**EXTRACT TO READ:**
# Needs Ideas on Updating Frame on Large Mirror



## Blondesense (Sep 23, 2008)

If you are unwilling to re-frame it, you're pretty much limited to paint.

I did this lamp piece with two colors. I applied the gold first and let it dry. Then I applied the green but wiped most of it off while it was still wet.

It would work on a textured frame like yours.


----------



## ann99m (Dec 30, 2012)

Thanks. Maybe I could do something like that to at least update the colors. 

I was wondering if I could fill in the pattern and then paint it. Maybe a paintable caulk or speckle type of filler.


----------



## klmeenan (Apr 28, 2011)

I think you would be crazy to spend all the time to try to fill in the frame. I recommend spray painting. I think you will be surprised with how it will look completely different.


----------



## ann99m (Dec 30, 2012)

Thanks. We have already primed it and even that is much better!

**INFORMATION SHOWN:**

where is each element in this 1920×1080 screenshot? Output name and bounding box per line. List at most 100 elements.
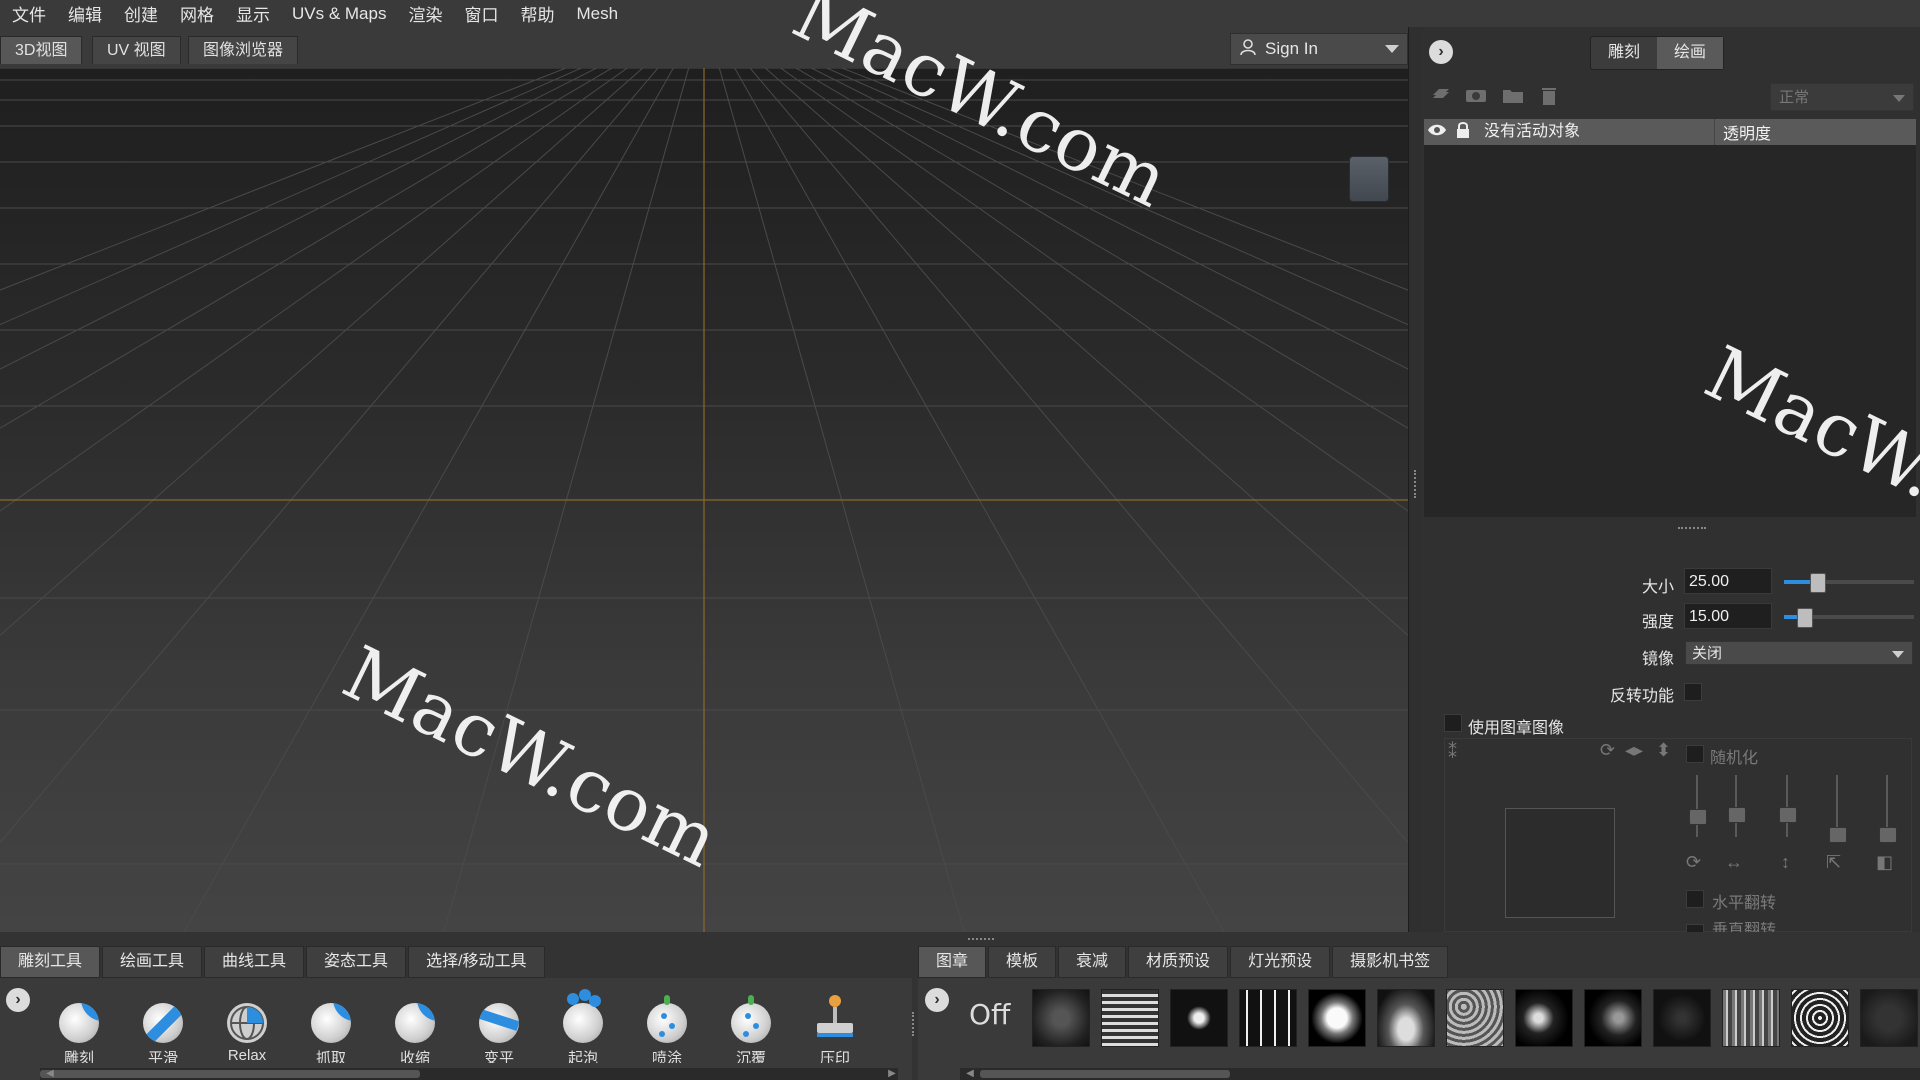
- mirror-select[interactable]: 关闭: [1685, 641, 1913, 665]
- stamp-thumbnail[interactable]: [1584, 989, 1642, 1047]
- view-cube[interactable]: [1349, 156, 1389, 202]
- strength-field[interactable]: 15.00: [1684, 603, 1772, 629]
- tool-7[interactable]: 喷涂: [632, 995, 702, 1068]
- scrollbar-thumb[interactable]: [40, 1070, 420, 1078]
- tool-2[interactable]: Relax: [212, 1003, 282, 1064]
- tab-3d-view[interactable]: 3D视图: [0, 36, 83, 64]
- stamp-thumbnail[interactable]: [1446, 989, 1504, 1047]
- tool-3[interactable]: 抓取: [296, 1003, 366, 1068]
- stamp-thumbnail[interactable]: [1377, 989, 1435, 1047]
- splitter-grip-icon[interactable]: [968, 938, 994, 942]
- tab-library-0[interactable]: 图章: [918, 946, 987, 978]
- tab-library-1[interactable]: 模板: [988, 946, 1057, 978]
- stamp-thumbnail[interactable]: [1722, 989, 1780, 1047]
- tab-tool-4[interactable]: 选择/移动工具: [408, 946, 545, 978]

**WORK TO COMPLETE:**
A: List each username that posts in the mirror-frame thread, naming each one once.
B: Carry on with the mirror-frame thread from its last post.
The items come from a separate source and are not part of the mirror-frame thread.

**FINAL ANSWERS:**
A: Blondesense, ann99m, klmeenan

B:
----------



## joecaption (Nov 30, 2011)

Or just buy a new mirror. There cheap.


----------



## CreatvlySouthrn (Jan 23, 2013)

You could tape it off, and spray paint it for sure! If you are wanting to give it a little bit of a distressed look or at least highlight the pattern you could try using a product called "rub and buff". Here's a link to the product from Amazon. This one is silver, but it comes in other finishes as well. I suggest google the product and search for images. That might help you better see if it's right for you. 

http://www.amazon.com/Rub-n-Buff-Silver-Leaf/dp/B000FGEG86

Ellora
http://creativelysouthern.com


----------



## yummy mummy (Sep 11, 2006)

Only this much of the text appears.